**TASK**
Extract the listing below in full, unchanged.

===== MATERIAL =====

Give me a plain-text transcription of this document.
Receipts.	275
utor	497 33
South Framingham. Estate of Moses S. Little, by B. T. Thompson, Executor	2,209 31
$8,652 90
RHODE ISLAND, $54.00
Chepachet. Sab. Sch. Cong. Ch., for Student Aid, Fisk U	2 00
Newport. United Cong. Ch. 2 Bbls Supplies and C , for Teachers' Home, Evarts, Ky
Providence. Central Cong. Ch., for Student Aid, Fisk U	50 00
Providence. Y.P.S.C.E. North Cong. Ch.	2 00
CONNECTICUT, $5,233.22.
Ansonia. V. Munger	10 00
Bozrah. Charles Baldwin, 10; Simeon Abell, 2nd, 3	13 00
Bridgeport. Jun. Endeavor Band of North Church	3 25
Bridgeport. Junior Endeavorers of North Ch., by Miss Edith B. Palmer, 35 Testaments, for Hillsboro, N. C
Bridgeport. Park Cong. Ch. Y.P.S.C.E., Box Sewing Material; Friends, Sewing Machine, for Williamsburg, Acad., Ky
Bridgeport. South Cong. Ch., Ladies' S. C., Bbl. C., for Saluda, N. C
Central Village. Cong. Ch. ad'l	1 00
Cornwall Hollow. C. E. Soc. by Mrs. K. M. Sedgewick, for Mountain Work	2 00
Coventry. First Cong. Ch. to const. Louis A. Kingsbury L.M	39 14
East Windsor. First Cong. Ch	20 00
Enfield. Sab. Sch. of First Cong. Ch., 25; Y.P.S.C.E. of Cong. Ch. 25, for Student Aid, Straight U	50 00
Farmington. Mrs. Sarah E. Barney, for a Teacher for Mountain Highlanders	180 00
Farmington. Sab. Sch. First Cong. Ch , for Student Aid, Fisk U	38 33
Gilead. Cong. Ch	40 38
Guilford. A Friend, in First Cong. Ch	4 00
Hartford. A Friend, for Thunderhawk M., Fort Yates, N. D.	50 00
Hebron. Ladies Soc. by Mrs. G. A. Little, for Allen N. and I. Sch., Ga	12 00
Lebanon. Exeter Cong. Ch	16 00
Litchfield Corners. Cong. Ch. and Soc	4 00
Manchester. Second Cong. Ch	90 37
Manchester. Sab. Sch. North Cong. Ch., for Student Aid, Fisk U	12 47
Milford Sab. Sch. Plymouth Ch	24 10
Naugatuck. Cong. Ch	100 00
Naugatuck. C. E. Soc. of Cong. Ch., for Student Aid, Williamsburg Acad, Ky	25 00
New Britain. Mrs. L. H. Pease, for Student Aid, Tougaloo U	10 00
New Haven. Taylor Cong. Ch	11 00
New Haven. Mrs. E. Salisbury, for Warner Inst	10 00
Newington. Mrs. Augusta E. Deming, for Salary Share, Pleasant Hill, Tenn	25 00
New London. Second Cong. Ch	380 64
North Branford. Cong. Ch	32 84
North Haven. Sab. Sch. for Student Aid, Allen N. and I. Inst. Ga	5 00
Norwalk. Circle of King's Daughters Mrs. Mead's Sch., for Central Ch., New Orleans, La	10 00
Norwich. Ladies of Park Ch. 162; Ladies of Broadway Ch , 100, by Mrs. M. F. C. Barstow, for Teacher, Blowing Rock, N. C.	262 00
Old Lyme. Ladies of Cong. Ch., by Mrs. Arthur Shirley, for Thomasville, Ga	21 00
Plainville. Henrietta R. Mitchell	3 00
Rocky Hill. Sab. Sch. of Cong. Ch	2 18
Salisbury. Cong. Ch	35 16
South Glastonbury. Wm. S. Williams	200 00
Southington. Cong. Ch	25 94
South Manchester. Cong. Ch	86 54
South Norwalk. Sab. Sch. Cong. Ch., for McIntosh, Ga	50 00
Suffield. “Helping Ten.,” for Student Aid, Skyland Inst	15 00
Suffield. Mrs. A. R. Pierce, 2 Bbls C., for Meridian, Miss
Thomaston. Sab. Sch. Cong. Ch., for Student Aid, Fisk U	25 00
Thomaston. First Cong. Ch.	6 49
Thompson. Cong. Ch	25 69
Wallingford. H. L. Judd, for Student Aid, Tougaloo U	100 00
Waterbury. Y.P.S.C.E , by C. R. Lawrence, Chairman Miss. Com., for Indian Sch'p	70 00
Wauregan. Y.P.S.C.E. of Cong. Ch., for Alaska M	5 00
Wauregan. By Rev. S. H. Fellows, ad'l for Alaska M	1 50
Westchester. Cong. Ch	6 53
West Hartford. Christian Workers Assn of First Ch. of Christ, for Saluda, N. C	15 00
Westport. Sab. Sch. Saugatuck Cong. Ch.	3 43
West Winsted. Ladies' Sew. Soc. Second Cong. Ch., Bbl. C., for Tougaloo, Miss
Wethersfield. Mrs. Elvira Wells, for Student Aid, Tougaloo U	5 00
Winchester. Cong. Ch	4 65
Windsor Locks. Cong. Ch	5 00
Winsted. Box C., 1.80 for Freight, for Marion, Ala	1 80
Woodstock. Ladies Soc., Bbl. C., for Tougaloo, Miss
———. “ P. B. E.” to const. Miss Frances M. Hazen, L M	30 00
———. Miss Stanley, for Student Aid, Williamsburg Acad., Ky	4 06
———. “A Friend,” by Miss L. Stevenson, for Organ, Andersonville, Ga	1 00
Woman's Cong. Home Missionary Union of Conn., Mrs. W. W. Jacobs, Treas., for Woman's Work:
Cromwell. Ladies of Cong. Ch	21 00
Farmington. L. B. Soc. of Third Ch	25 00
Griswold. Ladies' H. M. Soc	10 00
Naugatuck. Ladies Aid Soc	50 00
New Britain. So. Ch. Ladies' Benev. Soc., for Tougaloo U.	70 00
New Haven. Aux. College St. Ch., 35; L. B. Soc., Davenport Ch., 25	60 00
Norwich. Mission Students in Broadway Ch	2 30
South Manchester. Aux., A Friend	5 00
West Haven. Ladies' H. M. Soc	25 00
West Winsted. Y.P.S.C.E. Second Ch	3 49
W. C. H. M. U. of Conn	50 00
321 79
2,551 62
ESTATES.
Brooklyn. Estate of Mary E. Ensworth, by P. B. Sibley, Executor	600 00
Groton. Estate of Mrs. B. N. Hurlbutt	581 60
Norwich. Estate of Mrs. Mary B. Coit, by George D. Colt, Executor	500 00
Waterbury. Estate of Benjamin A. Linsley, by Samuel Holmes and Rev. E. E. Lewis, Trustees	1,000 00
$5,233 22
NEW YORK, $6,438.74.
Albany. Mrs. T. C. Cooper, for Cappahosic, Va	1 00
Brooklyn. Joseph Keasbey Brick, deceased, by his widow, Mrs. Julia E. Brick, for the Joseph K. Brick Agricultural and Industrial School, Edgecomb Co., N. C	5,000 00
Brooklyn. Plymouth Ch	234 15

=====

**COMPLETED TASK**
Give me a plain-text transcription of this document.
Receipts.	275
utor	497 33
South Framingham. Estate of Moses S. Little, by B. T. Thompson, Executor	2,209 31
$8,652 90
RHODE ISLAND, $54.00
Chepachet. Sab. Sch. Cong. Ch., for Student Aid, Fisk U	2 00
Newport. United Cong. Ch. 2 Bbls Supplies and C , for Teachers' Home, Evarts, Ky
Providence. Central Cong. Ch., for Student Aid, Fisk U	50 00
Providence. Y.P.S.C.E. North Cong. Ch.	2 00
CONNECTICUT, $5,233.22.
Ansonia. V. Munger	10 00
Bozrah. Charles Baldwin, 10; Simeon Abell, 2nd, 3	13 00
Bridgeport. Jun. Endeavor Band of North Church	3 25
Bridgeport. Junior Endeavorers of North Ch., by Miss Edith B. Palmer, 35 Testaments, for Hillsboro, N. C
Bridgeport. Park Cong. Ch. Y.P.S.C.E., Box Sewing Material; Friends, Sewing Machine, for Williamsburg, Acad., Ky
Bridgeport. South Cong. Ch., Ladies' S. C., Bbl. C., for Saluda, N. C
Central Village. Cong. Ch. ad'l	1 00
Cornwall Hollow. C. E. Soc. by Mrs. K. M. Sedgewick, for Mountain Work	2 00
Coventry. First Cong. Ch. to const. Louis A. Kingsbury L.M	39 14
East Windsor. First Cong. Ch	20 00
Enfield. Sab. Sch. of First Cong. Ch., 25; Y.P.S.C.E. of Cong. Ch. 25, for Student Aid, Straight U	50 00
Farmington. Mrs. Sarah E. Barney, for a Teacher for Mountain Highlanders	180 00
Farmington. Sab. Sch. First Cong. Ch , for Student Aid, Fisk U	38 33
Gilead. Cong. Ch	40 38
Guilford. A Friend, in First Cong. Ch	4 00
Hartford. A Friend, for Thunderhawk M., Fort Yates, N. D.	50 00
Hebron. Ladies Soc. by Mrs. G. A. Little, for Allen N. and I. Sch., Ga	12 00
Lebanon. Exeter Cong. Ch	16 00
Litchfield Corners. Cong. Ch. and Soc	4 00
Manchester. Second Cong. Ch	90 37
Manchester. Sab. Sch. North Cong. Ch., for Student Aid, Fisk U	12 47
Milford Sab. Sch. Plymouth Ch	24 10
Naugatuck. Cong. Ch	100 00
Naugatuck. C. E. Soc. of Cong. Ch., for Student Aid, Williamsburg Acad, Ky	25 00
New Britain. Mrs. L. H. Pease, for Student Aid, Tougaloo U	10 00
New Haven. Taylor Cong. Ch	11 00
New Haven. Mrs. E. Salisbury, for Warner Inst	10 00
Newington. Mrs. Augusta E. Deming, for Salary Share, Pleasant Hill, Tenn	25 00
New London. Second Cong. Ch	380 64
North Branford. Cong. Ch	32 84
North Haven. Sab. Sch. for Student Aid, Allen N. and I. Inst. Ga	5 00
Norwalk. Circle of King's Daughters Mrs. Mead's Sch., for Central Ch., New Orleans, La	10 00
Norwich. Ladies of Park Ch. 162; Ladies of Broadway Ch , 100, by Mrs. M. F. C. Barstow, for Teacher, Blowing Rock, N. C.	262 00
Old Lyme. Ladies of Cong. Ch., by Mrs. Arthur Shirley, for Thomasville, Ga	21 00
Plainville. Henrietta R. Mitchell	3 00
Rocky Hill. Sab. Sch. of Cong. Ch	2 18
Salisbury. Cong. Ch	35 16
South Glastonbury. Wm. S. Williams	200 00
Southington. Cong. Ch	25 94
South Manchester. Cong. Ch	86 54
South Norwalk. Sab. Sch. Cong. Ch., for McIntosh, Ga	50 00
Suffield. “Helping Ten.,” for Student Aid, Skyland Inst	15 00
Suffield. Mrs. A. R. Pierce, 2 Bbls C., for Meridian, Miss
Thomaston. Sab. Sch. Cong. Ch., for Student Aid, Fisk U	25 00
Thomaston. First Cong. Ch.	6 49
Thompson. Cong. Ch	25 69
Wallingford. H. L. Judd, for Student Aid, Tougaloo U	100 00
Waterbury. Y.P.S.C.E , by C. R. Lawrence, Chairman Miss. Com., for Indian Sch'p	70 00
Wauregan. Y.P.S.C.E. of Cong. Ch., for Alaska M	5 00
Wauregan. By Rev. S. H. Fellows, ad'l for Alaska M	1 50
Westchester. Cong. Ch	6 53
West Hartford. Christian Workers Assn of First Ch. of Christ, for Saluda, N. C	15 00
Westport. Sab. Sch. Saugatuck Cong. Ch.	3 43
West Winsted. Ladies' Sew. Soc. Second Cong. Ch., Bbl. C., for Tougaloo, Miss
Wethersfield. Mrs. Elvira Wells, for Student Aid, Tougaloo U	5 00
Winchester. Cong. Ch	4 65
Windsor Locks. Cong. Ch	5 00
Winsted. Box C., 1.80 for Freight, for Marion, Ala	1 80
Woodstock. Ladies Soc., Bbl. C., for Tougaloo, Miss
———. “ P. B. E.” to const. Miss Frances M. Hazen, L M	30 00
———. Miss Stanley, for Student Aid, Williamsburg Acad., Ky	4 06
———. “A Friend,” by Miss L. Stevenson, for Organ, Andersonville, Ga	1 00
Woman's Cong. Home Missionary Union of Conn., Mrs. W. W. Jacobs, Treas., for Woman's Work:
Cromwell. Ladies of Cong. Ch	21 00
Farmington. L. B. Soc. of Third Ch	25 00
Griswold. Ladies' H. M. Soc	10 00
Naugatuck. Ladies Aid Soc	50 00
New Britain. So. Ch. Ladies' Benev. Soc., for Tougaloo U.	70 00
New Haven. Aux. College St. Ch., 35; L. B. Soc., Davenport Ch., 25	60 00
Norwich. Mission Students in Broadway Ch	2 30
South Manchester. Aux., A Friend	5 00
West Haven. Ladies' H. M. Soc	25 00
West Winsted. Y.P.S.C.E. Second Ch	3 49
W. C. H. M. U. of Conn	50 00
321 79
2,551 62
ESTATES.
Brooklyn. Estate of Mary E. Ensworth, by P. B. Sibley, Executor	600 00
Groton. Estate of Mrs. B. N. Hurlbutt	581 60
Norwich. Estate of Mrs. Mary B. Coit, by George D. Colt, Executor	500 00
Waterbury. Estate of Benjamin A. Linsley, by Samuel Holmes and Rev. E. E. Lewis, Trustees	1,000 00
$5,233 22
NEW YORK, $6,438.74.
Albany. Mrs. T. C. Cooper, for Cappahosic, Va	1 00
Brooklyn. Joseph Keasbey Brick, deceased, by his widow, Mrs. Julia E. Brick, for the Joseph K. Brick Agricultural and Industrial School, Edgecomb Co., N. C	5,000 00
Brooklyn. Plymouth Ch	234 15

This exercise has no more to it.